* Start Excerpted data *
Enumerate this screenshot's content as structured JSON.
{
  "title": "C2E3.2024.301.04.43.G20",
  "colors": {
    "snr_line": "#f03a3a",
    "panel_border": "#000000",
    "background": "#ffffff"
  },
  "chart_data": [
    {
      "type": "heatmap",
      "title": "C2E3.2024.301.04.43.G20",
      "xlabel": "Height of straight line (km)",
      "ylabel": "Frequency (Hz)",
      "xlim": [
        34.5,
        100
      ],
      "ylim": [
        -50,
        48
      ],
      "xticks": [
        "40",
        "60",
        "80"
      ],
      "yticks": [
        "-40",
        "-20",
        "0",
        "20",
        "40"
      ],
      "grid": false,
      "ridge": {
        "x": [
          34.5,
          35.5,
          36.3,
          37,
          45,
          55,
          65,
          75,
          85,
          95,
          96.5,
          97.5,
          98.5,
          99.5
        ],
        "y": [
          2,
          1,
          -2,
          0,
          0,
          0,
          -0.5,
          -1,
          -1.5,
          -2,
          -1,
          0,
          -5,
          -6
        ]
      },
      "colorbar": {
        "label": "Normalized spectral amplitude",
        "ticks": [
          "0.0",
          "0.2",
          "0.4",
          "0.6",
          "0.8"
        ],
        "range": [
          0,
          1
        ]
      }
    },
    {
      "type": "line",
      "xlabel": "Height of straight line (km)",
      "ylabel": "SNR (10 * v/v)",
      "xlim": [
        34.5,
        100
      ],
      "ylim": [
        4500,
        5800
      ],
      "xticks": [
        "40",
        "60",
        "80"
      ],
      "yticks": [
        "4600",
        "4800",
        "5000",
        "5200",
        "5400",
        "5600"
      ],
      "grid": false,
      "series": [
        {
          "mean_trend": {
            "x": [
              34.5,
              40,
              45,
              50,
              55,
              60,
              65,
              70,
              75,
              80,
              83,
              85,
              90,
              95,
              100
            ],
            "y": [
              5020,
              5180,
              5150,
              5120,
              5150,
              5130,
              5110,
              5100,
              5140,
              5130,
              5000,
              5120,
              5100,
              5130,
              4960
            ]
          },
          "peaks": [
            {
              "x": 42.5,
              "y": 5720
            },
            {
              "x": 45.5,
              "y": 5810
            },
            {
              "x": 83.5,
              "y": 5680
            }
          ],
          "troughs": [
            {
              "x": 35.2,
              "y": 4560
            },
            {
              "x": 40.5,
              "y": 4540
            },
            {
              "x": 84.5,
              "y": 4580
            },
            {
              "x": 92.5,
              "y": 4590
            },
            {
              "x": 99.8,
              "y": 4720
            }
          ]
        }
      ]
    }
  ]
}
* End Excerpted data *
* Start Excerpted data *
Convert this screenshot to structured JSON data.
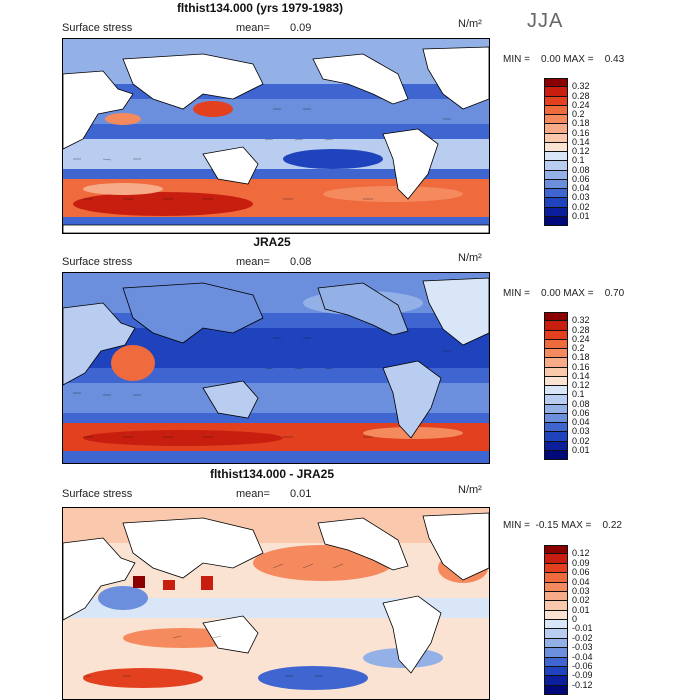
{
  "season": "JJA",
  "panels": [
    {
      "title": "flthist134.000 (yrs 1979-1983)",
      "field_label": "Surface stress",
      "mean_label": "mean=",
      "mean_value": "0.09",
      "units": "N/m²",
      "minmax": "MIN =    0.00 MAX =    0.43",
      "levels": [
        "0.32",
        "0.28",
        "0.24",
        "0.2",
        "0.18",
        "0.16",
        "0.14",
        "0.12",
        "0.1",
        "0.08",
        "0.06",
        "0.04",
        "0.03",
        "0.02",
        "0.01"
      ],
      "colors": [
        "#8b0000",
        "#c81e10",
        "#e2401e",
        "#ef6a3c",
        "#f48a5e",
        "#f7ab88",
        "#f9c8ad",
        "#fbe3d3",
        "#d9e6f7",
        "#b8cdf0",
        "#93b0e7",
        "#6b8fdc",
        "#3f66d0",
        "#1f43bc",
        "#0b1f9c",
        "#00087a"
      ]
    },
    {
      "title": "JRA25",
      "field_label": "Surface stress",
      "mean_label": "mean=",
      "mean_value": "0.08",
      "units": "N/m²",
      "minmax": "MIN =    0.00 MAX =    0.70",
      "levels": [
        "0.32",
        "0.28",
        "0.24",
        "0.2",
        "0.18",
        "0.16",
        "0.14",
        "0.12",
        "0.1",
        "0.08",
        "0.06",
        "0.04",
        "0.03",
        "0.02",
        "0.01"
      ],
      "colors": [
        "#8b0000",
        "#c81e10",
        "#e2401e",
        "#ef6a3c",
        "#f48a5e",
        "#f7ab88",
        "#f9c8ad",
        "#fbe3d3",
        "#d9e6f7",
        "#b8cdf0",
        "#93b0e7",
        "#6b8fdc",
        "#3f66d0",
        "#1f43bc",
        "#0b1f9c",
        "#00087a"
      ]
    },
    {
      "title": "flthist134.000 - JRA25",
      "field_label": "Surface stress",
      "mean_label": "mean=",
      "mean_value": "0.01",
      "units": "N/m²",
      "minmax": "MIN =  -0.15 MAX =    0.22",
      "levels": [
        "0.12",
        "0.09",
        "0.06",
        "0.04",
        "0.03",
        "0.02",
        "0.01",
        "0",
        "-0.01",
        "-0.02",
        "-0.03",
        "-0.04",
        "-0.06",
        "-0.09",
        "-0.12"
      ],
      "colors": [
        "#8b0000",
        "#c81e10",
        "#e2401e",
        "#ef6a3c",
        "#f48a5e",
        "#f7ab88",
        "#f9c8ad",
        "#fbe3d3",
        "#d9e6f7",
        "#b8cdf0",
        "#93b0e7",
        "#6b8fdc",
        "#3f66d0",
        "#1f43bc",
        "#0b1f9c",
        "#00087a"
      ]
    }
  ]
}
* End Excerpted data *
Show all lines from the data above in which the word "minmax" appears.

      "minmax": "MIN =    0.00 MAX =    0.43",
      "minmax": "MIN =    0.00 MAX =    0.70",
      "minmax": "MIN =  -0.15 MAX =    0.22",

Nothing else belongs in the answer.